**Data excerpts**
=======

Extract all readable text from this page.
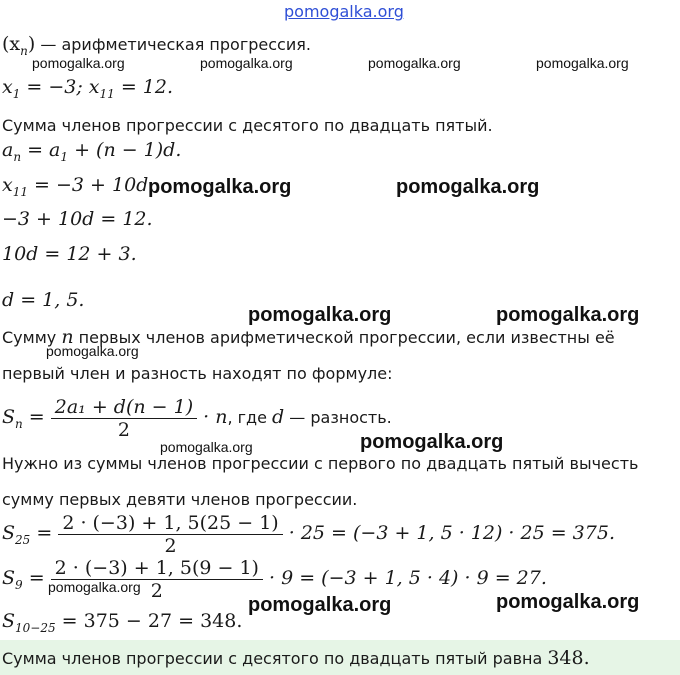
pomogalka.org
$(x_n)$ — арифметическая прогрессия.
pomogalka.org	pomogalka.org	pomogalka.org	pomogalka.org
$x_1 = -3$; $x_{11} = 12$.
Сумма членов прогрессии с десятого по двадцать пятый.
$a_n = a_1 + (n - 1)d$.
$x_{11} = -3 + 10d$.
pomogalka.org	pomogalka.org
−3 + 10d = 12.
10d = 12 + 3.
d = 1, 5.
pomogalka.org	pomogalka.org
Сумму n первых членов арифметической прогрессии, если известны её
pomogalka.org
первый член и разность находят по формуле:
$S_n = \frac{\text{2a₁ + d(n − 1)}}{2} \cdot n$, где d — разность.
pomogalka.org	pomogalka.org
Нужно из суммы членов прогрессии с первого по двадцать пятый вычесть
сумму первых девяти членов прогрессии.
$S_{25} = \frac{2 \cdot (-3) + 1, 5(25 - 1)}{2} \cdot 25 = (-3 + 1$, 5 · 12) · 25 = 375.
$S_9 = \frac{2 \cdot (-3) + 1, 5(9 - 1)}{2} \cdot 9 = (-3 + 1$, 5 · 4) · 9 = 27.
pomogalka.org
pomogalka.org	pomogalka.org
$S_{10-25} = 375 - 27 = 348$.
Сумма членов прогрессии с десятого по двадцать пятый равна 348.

=======

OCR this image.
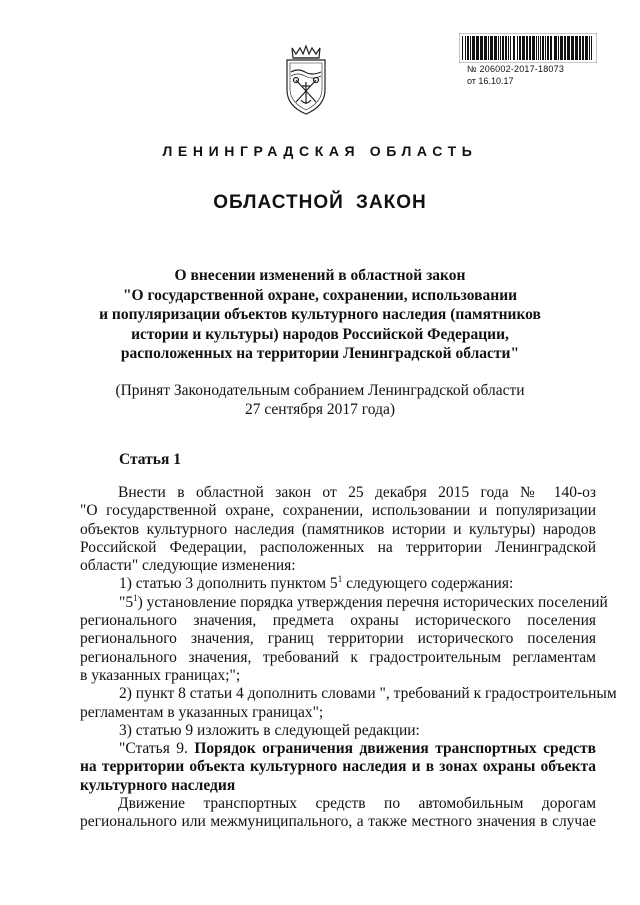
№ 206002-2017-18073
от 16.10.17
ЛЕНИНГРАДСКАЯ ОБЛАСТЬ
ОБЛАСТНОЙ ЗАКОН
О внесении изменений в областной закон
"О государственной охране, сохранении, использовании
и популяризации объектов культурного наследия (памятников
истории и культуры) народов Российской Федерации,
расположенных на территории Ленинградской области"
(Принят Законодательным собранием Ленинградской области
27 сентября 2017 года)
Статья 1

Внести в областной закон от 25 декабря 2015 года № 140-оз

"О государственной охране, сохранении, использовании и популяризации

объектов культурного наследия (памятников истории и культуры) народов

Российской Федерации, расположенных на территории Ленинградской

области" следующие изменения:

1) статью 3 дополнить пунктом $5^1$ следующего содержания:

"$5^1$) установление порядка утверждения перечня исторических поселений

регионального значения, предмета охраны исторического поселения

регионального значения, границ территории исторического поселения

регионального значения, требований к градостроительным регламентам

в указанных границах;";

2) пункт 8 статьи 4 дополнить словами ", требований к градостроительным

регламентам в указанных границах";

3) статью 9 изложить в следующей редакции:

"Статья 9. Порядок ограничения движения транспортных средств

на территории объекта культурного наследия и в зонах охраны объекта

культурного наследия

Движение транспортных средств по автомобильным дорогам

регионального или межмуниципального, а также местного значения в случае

=======

How many lines in the records above contain the word "указанных"? Give only the number.

2